Element data from apps and pages:

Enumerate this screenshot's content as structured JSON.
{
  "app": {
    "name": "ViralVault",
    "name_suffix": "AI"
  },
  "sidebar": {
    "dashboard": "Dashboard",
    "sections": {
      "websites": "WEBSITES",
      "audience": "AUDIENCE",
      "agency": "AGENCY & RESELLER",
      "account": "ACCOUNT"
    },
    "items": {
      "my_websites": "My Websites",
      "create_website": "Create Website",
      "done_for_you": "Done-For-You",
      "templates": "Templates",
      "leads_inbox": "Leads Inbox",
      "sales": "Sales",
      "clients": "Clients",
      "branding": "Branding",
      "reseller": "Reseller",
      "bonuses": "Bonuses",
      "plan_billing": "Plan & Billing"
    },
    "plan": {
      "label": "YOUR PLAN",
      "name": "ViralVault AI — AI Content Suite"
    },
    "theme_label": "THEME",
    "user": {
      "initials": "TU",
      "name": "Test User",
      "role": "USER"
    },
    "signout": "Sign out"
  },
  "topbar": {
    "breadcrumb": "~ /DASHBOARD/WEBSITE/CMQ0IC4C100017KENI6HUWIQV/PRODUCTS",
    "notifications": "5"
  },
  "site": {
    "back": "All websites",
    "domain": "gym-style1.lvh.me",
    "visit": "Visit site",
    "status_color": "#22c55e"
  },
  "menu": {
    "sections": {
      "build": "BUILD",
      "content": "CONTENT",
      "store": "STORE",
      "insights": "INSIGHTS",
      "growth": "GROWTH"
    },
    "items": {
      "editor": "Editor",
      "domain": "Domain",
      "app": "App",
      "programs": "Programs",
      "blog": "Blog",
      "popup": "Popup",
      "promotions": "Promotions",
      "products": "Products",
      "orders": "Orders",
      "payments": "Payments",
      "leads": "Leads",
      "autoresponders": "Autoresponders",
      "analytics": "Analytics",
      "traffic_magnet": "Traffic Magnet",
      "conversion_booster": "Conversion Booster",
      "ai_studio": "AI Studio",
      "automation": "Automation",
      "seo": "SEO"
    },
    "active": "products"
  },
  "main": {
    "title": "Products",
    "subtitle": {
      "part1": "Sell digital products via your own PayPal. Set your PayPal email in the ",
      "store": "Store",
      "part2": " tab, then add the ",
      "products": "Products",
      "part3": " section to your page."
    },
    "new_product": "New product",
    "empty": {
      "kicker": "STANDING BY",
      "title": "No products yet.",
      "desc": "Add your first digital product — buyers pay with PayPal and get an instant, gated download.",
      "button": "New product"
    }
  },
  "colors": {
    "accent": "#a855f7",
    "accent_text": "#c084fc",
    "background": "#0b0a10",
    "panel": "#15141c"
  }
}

> EXERCISE DESCRIPTION
Every line above must be reproduced exactly as it stands.

> REPLY
Enumerate this screenshot's content as structured JSON.
{
  "app": {
    "name": "ViralVault",
    "name_suffix": "AI"
  },
  "sidebar": {
    "dashboard": "Dashboard",
    "sections": {
      "websites": "WEBSITES",
      "audience": "AUDIENCE",
      "agency": "AGENCY & RESELLER",
      "account": "ACCOUNT"
    },
    "items": {
      "my_websites": "My Websites",
      "create_website": "Create Website",
      "done_for_you": "Done-For-You",
      "templates": "Templates",
      "leads_inbox": "Leads Inbox",
      "sales": "Sales",
      "clients": "Clients",
      "branding": "Branding",
      "reseller": "Reseller",
      "bonuses": "Bonuses",
      "plan_billing": "Plan & Billing"
    },
    "plan": {
      "label": "YOUR PLAN",
      "name": "ViralVault AI — AI Content Suite"
    },
    "theme_label": "THEME",
    "user": {
      "initials": "TU",
      "name": "Test User",
      "role": "USER"
    },
    "signout": "Sign out"
  },
  "topbar": {
    "breadcrumb": "~ /DASHBOARD/WEBSITE/CMQ0IC4C100017KENI6HUWIQV/PRODUCTS",
    "notifications": "5"
  },
  "site": {
    "back": "All websites",
    "domain": "gym-style1.lvh.me",
    "visit": "Visit site",
    "status_color": "#22c55e"
  },
  "menu": {
    "sections": {
      "build": "BUILD",
      "content": "CONTENT",
      "store": "STORE",
      "insights": "INSIGHTS",
      "growth": "GROWTH"
    },
    "items": {
      "editor": "Editor",
      "domain": "Domain",
      "app": "App",
      "programs": "Programs",
      "blog": "Blog",
      "popup": "Popup",
      "promotions": "Promotions",
      "products": "Products",
      "orders": "Orders",
      "payments": "Payments",
      "leads": "Leads",
      "autoresponders": "Autoresponders",
      "analytics": "Analytics",
      "traffic_magnet": "Traffic Magnet",
      "conversion_booster": "Conversion Booster",
      "ai_studio": "AI Studio",
      "automation": "Automation",
      "seo": "SEO"
    },
    "active": "products"
  },
  "main": {
    "title": "Products",
    "subtitle": {
      "part1": "Sell digital products via your own PayPal. Set your PayPal email in the ",
      "store": "Store",
      "part2": " tab, then add the ",
      "products": "Products",
      "part3": " section to your page."
    },
    "new_product": "New product",
    "empty": {
      "kicker": "STANDING BY",
      "title": "No products yet.",
      "desc": "Add your first digital product — buyers pay with PayPal and get an instant, gated download.",
      "button": "New product"
    }
  },
  "colors": {
    "accent": "#a855f7",
    "accent_text": "#c084fc",
    "background": "#0b0a10",
    "panel": "#15141c"
  }
}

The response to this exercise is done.